● Given problem:
How many lines in these records hold the string "Import"? State only that number.

>> Begin The input

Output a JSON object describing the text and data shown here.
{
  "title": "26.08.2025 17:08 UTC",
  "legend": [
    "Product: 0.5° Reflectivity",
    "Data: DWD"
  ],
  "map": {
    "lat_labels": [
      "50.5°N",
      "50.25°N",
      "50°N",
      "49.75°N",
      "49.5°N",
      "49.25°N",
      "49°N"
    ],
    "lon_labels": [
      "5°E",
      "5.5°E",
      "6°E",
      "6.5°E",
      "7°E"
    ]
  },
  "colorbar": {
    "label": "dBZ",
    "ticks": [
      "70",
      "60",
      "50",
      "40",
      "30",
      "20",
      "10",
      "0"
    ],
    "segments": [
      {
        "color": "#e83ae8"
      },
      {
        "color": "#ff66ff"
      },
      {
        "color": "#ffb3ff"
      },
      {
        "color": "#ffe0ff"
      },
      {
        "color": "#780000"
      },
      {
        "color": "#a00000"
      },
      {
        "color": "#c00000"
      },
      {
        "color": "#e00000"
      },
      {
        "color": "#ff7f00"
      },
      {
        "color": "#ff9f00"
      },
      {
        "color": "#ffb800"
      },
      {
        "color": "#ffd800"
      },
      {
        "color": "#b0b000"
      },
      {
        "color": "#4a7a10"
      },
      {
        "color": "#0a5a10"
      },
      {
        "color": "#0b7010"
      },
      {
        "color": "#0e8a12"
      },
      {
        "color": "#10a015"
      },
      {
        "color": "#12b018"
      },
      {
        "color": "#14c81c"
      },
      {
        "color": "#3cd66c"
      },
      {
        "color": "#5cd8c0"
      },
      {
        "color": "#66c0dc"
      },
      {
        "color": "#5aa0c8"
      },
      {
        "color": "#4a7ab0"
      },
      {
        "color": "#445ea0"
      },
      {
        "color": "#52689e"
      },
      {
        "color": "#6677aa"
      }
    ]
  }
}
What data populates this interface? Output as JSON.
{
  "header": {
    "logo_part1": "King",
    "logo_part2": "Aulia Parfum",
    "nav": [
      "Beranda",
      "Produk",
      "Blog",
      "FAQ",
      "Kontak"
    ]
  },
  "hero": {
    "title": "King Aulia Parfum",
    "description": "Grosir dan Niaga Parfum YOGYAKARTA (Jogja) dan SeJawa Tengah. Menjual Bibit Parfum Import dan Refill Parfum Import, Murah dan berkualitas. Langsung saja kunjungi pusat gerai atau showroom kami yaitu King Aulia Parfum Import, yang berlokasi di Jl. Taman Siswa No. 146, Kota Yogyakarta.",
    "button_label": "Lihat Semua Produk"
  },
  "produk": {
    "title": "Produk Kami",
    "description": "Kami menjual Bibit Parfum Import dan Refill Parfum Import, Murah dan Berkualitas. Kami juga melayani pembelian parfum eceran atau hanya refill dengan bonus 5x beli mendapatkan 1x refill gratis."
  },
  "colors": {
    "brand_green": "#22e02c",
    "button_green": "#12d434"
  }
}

>> End The input

● Solved exercise:
2